:: Information given

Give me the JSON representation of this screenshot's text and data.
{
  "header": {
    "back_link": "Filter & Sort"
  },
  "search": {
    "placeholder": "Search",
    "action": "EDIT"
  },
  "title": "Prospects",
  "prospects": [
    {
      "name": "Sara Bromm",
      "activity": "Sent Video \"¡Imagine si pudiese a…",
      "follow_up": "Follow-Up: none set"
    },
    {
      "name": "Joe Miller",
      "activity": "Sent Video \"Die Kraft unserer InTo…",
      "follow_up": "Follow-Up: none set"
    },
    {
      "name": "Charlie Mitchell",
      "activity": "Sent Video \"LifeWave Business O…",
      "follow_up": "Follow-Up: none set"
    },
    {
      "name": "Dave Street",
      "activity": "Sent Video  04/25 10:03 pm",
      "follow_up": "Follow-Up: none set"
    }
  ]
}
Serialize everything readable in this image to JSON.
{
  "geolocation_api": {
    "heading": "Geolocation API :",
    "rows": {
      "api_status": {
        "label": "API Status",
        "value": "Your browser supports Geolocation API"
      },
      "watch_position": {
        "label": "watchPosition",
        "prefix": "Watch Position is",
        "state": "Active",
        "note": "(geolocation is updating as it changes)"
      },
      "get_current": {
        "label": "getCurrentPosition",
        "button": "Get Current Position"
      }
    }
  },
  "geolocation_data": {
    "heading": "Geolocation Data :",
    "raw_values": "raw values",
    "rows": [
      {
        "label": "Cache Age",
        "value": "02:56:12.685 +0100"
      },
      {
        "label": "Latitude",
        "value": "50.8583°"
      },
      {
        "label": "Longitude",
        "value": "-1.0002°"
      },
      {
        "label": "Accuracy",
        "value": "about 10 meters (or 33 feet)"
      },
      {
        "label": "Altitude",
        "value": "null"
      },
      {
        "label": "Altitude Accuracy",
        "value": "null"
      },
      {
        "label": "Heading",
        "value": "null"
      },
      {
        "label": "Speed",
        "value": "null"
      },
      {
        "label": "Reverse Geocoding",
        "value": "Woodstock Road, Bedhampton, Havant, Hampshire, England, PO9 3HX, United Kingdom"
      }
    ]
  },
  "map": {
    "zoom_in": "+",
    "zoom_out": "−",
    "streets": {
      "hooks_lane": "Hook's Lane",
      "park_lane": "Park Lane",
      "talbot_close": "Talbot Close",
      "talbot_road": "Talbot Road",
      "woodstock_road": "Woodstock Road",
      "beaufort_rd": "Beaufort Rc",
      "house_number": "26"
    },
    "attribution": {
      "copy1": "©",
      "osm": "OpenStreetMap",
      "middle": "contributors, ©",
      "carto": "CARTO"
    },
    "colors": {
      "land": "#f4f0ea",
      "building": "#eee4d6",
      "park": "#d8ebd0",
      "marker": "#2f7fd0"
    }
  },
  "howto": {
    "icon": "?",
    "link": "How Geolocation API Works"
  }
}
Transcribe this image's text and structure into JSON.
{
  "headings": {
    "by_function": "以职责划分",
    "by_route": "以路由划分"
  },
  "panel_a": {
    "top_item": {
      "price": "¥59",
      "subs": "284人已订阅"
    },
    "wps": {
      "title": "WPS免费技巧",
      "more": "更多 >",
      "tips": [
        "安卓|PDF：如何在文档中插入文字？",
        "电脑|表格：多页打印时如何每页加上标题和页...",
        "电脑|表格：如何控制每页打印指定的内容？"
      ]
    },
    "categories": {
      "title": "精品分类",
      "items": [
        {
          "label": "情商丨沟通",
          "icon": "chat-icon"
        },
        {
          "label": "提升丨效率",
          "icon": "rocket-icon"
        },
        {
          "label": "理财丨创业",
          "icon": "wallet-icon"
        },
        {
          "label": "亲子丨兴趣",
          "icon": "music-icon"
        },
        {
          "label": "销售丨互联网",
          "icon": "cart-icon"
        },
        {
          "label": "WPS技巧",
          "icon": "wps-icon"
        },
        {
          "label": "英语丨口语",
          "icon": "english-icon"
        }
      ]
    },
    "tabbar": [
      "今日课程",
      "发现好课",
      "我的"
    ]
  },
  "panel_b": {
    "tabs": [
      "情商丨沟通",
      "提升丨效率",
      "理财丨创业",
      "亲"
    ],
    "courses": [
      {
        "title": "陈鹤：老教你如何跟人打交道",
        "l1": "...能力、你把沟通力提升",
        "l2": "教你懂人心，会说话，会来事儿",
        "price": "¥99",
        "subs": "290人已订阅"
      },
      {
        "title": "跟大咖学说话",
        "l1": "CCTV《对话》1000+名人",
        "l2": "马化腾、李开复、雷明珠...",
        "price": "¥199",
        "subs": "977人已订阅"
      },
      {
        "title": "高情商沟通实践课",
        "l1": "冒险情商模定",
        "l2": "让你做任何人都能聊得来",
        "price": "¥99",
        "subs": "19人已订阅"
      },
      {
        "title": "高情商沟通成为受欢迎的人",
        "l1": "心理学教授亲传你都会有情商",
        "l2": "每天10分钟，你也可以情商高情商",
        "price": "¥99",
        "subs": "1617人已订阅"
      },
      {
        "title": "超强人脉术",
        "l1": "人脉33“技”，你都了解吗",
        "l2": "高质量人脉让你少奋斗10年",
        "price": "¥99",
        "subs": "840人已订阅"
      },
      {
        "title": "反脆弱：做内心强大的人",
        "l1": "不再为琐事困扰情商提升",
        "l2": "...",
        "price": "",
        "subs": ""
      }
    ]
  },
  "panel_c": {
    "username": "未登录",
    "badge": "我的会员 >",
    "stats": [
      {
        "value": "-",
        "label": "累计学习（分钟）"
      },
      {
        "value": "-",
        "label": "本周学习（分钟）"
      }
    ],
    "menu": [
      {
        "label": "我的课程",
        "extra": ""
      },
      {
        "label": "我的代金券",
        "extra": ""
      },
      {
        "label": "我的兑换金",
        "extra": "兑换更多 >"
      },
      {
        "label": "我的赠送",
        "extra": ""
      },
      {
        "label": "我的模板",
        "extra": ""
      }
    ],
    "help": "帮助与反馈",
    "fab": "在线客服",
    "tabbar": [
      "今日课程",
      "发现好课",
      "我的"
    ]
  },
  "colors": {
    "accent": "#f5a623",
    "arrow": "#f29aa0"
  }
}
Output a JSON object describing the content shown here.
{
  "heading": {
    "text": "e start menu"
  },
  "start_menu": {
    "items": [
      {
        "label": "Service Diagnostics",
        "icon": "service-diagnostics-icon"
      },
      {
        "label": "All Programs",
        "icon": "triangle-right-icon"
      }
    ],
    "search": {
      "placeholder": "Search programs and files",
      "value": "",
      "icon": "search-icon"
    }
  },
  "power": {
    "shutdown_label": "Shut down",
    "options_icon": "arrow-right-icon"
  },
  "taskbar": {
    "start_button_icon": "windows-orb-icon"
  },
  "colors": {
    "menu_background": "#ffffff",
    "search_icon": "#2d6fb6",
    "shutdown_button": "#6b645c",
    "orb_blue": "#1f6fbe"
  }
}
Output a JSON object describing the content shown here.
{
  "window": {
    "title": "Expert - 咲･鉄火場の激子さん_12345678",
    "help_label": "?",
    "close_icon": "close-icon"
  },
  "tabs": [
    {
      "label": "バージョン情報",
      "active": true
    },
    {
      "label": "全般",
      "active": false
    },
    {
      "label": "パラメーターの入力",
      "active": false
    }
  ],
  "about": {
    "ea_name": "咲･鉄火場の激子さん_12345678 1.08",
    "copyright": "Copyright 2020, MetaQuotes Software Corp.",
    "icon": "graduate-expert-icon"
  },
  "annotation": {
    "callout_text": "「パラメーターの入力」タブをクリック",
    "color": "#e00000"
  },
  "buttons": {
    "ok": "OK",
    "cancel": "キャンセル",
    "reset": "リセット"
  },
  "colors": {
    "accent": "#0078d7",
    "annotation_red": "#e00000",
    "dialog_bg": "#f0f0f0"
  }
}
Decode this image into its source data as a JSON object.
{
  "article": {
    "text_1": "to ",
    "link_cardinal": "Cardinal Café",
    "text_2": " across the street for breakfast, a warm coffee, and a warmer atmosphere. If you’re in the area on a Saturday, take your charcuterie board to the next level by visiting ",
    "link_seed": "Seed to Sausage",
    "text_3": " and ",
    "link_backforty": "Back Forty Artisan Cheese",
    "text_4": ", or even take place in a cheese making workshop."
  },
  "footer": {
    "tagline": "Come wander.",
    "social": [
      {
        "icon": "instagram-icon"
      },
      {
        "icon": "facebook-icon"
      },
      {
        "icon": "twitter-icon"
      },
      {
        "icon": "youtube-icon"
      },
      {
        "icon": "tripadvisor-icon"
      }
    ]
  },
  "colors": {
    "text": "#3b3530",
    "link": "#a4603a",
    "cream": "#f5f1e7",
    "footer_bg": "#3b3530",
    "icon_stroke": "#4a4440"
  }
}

::::

-- Given task --
In the records above, find each line holding "about" and copy it.

-- Correct output --
        "value": "about 10 meters (or 33 feet)"
  "about": {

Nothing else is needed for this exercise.